What you are asked to do
From the listing that follows, extract every line and set it down unaltered.

>> START

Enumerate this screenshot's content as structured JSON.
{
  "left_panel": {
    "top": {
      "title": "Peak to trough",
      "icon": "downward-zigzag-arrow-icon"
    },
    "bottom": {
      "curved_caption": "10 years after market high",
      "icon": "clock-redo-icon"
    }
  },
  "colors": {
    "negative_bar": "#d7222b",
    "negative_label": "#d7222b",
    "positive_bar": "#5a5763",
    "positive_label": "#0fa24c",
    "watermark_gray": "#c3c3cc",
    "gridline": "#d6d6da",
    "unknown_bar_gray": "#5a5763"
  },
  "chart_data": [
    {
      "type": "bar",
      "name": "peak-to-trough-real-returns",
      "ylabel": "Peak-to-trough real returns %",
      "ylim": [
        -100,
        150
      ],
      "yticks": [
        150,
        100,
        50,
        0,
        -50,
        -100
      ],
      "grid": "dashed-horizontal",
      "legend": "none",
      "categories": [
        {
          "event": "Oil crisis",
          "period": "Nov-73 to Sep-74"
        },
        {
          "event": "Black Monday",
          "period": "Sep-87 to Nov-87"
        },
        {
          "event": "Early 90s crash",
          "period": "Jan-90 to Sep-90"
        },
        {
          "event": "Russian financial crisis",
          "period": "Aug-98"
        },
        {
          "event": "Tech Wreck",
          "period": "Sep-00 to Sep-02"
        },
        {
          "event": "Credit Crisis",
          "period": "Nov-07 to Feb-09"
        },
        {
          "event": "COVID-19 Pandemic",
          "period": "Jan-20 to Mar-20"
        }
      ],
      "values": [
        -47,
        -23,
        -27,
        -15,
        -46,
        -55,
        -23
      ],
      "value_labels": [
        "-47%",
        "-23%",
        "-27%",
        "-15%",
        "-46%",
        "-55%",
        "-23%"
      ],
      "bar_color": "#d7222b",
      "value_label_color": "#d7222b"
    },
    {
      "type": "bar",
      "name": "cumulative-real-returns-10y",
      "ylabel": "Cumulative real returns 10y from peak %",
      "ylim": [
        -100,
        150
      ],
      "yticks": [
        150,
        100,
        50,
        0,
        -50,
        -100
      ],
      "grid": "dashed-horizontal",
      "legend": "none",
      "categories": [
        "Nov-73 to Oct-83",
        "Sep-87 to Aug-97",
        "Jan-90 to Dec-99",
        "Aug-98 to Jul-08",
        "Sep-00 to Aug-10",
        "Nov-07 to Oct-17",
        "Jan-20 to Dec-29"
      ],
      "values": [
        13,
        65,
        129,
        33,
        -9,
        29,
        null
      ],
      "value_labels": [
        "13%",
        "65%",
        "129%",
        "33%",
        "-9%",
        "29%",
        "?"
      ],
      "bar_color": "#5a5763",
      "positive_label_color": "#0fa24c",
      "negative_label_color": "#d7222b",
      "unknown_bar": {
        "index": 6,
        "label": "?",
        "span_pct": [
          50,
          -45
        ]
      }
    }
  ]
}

>> END

The reply
Enumerate this screenshot's content as structured JSON.
{
  "left_panel": {
    "top": {
      "title": "Peak to trough",
      "icon": "downward-zigzag-arrow-icon"
    },
    "bottom": {
      "curved_caption": "10 years after market high",
      "icon": "clock-redo-icon"
    }
  },
  "colors": {
    "negative_bar": "#d7222b",
    "negative_label": "#d7222b",
    "positive_bar": "#5a5763",
    "positive_label": "#0fa24c",
    "watermark_gray": "#c3c3cc",
    "gridline": "#d6d6da",
    "unknown_bar_gray": "#5a5763"
  },
  "chart_data": [
    {
      "type": "bar",
      "name": "peak-to-trough-real-returns",
      "ylabel": "Peak-to-trough real returns %",
      "ylim": [
        -100,
        150
      ],
      "yticks": [
        150,
        100,
        50,
        0,
        -50,
        -100
      ],
      "grid": "dashed-horizontal",
      "legend": "none",
      "categories": [
        {
          "event": "Oil crisis",
          "period": "Nov-73 to Sep-74"
        },
        {
          "event": "Black Monday",
          "period": "Sep-87 to Nov-87"
        },
        {
          "event": "Early 90s crash",
          "period": "Jan-90 to Sep-90"
        },
        {
          "event": "Russian financial crisis",
          "period": "Aug-98"
        },
        {
          "event": "Tech Wreck",
          "period": "Sep-00 to Sep-02"
        },
        {
          "event": "Credit Crisis",
          "period": "Nov-07 to Feb-09"
        },
        {
          "event": "COVID-19 Pandemic",
          "period": "Jan-20 to Mar-20"
        }
      ],
      "values": [
        -47,
        -23,
        -27,
        -15,
        -46,
        -55,
        -23
      ],
      "value_labels": [
        "-47%",
        "-23%",
        "-27%",
        "-15%",
        "-46%",
        "-55%",
        "-23%"
      ],
      "bar_color": "#d7222b",
      "value_label_color": "#d7222b"
    },
    {
      "type": "bar",
      "name": "cumulative-real-returns-10y",
      "ylabel": "Cumulative real returns 10y from peak %",
      "ylim": [
        -100,
        150
      ],
      "yticks": [
        150,
        100,
        50,
        0,
        -50,
        -100
      ],
      "grid": "dashed-horizontal",
      "legend": "none",
      "categories": [
        "Nov-73 to Oct-83",
        "Sep-87 to Aug-97",
        "Jan-90 to Dec-99",
        "Aug-98 to Jul-08",
        "Sep-00 to Aug-10",
        "Nov-07 to Oct-17",
        "Jan-20 to Dec-29"
      ],
      "values": [
        13,
        65,
        129,
        33,
        -9,
        29,
        null
      ],
      "value_labels": [
        "13%",
        "65%",
        "129%",
        "33%",
        "-9%",
        "29%",
        "?"
      ],
      "bar_color": "#5a5763",
      "positive_label_color": "#0fa24c",
      "negative_label_color": "#d7222b",
      "unknown_bar": {
        "index": 6,
        "label": "?",
        "span_pct": [
          50,
          -45
        ]
      }
    }
  ]
}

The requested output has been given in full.